Provided text »
<<<<
Tuesday, October 13, 2009

Holy Scripture not working for you? Then re-write it!

Just when you think that the ultra conservative right wing hardcore religious inhabitants of this planet couldn't possibly extend and expand their capacity for preposterousness you will find yourself, as I recently did, running across the simpletons and buffoons that inhabit the world of Conservapedia. There apparently really is no depth of intellectual absurdity to which these imbeciles will not sink, and here is the proof. In case you haven't heard, Conservapedia are re-writing the Bible to remove, astonishingly, its liberal bias!

Wait, what now? Yes you read that right, translations of the Bible are apparently too liberal for ultra-conservatives. Just exactly how delusional or detached from any real connection with reality do you have to be to consider any translation of the Bible as liberal? For crying out loud, Hitler was more liberal than any translation of the Bible ever was. At least he was a vegetarian.

Of course, unwittingly but also in an immensely gratifying way, these numbskulls are proving several points that atheists, skeptics and critical thinkers have long argued about religion, the religious and alleged holy scriptures. Rather than examine the twisted intellectual gymnastics that the people at Conservapedia must be using to justify doing what they are I am going to look at the problems they have created for themselves and the suspicions they are confirming for those of us of a skeptical bent.

Isn't the Bible inerrant and to be taken literally?

If ultra-conservatives claim that the Bible is the word of God and/or inerrant then this whole project of theirs clearly hits a snag. Of course skeptics have long argued that there are mistranslations and conflicting translations between varying editions of the Bible going all the way back to the earliest surviving manuscripts that we possess - but that has never once stopped biblical literalists arguing that the Bible can and should be taken literally. Now however, Conservapedia is saying that yes there is something wrong with translations of the Bible. Does this mean the end of biblical literalism? How could it not?

How can you argue that the Bible has been mistranslated BUT at the same time it should be taken literally because it is the word of God and inerrant?
>>>>
Dataset content »
<<<<
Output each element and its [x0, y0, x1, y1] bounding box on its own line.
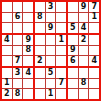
>>>>
Complete the following »
[1] According to the blog post about Conservapedia's Bible project, what is Conservapedia rewriting the Bible to remove?
[2] Continue the blog post about Conservapedia's Bible project from the point where it ends.

Exercise answers »
[1] Its liberal bias.

[2]
Furthermore, if you are going to argue that the Bible has been deliberately mistranslated then you should be able to show exactly how, where and why this occurred. It is not enough to merely proclaim that you find a word too liberal and therefore it must be a politically liberal deliberate mistranslation. If you can't do that then you are simply demonstrating that because you don't like the wording you think you have the right to reword it.

You can't have it both ways Conservapedia - either the Bible is the inerrant word of God and must be taken literally or it is the work of human authors prone to error and filled with mistranslations, bias and contradictions. On top of that - if the Bible is the word of God then why did he let it be reproduced with incorrect translations if that isn't what he wanted?

Basically, Conservapedians now think they know the mind of God, and it just so happens he's a Republican and a Rush Limbaugh fan.

Not translation - interpretation

Of course, what is really happening here is that these cretins are not now giving a more accurate translation, they are simply reinterpreting it in light of their own worldview. Read their silly article on the project here and watch them admit that this is what they are doing.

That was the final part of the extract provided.